Job: For the entries below, how many lines include the word "她的声音铿锵有力"? Give the figure and nothing more.

Material:
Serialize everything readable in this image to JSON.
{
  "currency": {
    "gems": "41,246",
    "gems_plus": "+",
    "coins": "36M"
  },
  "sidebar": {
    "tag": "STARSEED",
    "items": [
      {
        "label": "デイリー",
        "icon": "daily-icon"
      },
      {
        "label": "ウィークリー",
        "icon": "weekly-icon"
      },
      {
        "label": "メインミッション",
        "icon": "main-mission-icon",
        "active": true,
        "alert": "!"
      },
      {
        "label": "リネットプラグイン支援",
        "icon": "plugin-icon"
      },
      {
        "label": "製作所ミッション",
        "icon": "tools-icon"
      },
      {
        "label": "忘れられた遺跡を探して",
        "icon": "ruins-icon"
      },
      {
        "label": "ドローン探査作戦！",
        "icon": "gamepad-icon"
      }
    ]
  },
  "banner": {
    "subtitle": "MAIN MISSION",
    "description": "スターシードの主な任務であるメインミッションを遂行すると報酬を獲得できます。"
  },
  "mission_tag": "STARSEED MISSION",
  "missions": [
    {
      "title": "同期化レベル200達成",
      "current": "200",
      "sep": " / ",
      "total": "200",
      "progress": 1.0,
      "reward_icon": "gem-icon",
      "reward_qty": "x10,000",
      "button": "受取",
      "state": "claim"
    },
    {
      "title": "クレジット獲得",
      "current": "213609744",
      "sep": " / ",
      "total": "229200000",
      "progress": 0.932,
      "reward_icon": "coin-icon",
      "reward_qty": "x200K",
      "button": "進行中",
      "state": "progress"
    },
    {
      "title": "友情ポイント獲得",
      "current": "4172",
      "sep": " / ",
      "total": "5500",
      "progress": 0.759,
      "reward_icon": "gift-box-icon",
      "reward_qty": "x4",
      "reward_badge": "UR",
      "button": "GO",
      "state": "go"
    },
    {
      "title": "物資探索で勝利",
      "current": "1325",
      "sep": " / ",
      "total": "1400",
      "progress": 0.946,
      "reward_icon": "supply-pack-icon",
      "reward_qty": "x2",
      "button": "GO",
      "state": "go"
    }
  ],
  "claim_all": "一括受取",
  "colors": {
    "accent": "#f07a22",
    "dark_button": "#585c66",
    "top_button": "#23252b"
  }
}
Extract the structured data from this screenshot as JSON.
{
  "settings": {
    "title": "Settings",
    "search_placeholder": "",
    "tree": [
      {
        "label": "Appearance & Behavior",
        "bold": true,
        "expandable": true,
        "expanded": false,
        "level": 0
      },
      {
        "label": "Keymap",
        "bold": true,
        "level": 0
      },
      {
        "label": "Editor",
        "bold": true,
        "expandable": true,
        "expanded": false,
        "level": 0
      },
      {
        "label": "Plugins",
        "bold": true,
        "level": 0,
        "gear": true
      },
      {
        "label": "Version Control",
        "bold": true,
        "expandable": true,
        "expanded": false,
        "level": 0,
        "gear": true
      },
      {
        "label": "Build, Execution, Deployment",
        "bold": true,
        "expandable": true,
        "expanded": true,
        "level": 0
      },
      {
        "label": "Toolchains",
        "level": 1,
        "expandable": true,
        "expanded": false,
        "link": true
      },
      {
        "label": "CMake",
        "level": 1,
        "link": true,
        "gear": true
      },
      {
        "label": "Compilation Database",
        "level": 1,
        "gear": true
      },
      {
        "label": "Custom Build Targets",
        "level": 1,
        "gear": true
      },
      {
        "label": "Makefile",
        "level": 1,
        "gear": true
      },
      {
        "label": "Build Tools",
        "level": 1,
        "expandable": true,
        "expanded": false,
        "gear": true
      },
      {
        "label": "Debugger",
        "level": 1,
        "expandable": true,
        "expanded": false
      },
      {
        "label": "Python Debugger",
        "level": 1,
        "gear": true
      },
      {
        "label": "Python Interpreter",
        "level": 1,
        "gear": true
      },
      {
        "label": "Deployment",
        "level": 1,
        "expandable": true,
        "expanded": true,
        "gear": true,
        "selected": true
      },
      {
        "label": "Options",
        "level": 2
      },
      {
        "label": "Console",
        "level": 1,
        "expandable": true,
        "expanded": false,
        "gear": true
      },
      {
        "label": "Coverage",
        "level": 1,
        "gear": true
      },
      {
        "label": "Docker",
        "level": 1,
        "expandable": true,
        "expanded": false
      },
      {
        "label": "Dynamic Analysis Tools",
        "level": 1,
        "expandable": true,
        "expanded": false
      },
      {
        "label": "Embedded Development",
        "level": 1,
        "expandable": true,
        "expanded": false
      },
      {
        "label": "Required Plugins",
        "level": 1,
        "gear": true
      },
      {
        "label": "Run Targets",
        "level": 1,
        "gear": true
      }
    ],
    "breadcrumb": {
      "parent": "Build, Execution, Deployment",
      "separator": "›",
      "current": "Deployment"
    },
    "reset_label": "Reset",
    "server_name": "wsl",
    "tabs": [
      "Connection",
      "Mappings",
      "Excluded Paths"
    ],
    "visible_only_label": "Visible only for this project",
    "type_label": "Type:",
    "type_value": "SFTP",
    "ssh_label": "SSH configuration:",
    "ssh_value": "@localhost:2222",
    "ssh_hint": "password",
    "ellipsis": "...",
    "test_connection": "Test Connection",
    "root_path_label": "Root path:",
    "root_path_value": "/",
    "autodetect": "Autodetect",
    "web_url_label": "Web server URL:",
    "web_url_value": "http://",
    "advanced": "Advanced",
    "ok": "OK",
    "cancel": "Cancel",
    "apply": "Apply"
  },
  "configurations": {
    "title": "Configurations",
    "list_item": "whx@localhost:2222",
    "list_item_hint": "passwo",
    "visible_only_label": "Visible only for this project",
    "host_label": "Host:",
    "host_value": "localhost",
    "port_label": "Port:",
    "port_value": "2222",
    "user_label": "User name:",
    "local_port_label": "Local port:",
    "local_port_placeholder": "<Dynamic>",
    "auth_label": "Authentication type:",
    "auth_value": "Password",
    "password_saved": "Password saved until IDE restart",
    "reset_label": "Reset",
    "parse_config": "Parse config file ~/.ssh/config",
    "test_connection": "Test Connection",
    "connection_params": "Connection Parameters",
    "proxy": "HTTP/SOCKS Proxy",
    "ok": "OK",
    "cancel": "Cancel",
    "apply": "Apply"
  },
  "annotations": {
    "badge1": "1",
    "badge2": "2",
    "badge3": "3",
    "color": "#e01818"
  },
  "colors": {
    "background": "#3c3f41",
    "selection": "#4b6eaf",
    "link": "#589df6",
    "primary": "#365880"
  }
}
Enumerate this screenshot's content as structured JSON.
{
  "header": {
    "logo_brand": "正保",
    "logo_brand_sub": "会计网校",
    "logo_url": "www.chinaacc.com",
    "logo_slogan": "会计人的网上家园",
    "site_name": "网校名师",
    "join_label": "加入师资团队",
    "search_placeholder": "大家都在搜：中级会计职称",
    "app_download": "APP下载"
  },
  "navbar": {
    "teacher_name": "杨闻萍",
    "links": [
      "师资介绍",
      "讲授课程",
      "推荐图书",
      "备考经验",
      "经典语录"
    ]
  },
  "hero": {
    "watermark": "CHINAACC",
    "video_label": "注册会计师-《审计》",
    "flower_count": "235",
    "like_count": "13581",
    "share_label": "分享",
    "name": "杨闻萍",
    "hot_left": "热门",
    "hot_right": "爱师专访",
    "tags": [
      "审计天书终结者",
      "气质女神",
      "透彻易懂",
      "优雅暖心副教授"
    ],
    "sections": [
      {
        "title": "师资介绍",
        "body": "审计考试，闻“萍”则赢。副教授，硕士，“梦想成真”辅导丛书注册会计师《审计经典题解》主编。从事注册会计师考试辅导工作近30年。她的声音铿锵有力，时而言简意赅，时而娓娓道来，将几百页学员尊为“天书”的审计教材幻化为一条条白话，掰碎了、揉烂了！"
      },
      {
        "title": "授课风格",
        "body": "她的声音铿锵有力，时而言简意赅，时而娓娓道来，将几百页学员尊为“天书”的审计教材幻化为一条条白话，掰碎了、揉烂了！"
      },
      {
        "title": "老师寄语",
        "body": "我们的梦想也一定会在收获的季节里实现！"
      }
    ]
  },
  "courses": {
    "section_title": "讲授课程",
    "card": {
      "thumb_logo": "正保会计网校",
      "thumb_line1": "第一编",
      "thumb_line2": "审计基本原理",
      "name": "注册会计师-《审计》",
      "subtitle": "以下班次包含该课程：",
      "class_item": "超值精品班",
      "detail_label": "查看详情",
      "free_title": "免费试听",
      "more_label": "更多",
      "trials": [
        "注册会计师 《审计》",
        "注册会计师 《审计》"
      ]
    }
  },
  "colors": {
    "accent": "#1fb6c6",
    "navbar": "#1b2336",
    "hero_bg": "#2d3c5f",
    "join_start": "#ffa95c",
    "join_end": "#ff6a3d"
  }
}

Solved problem: 2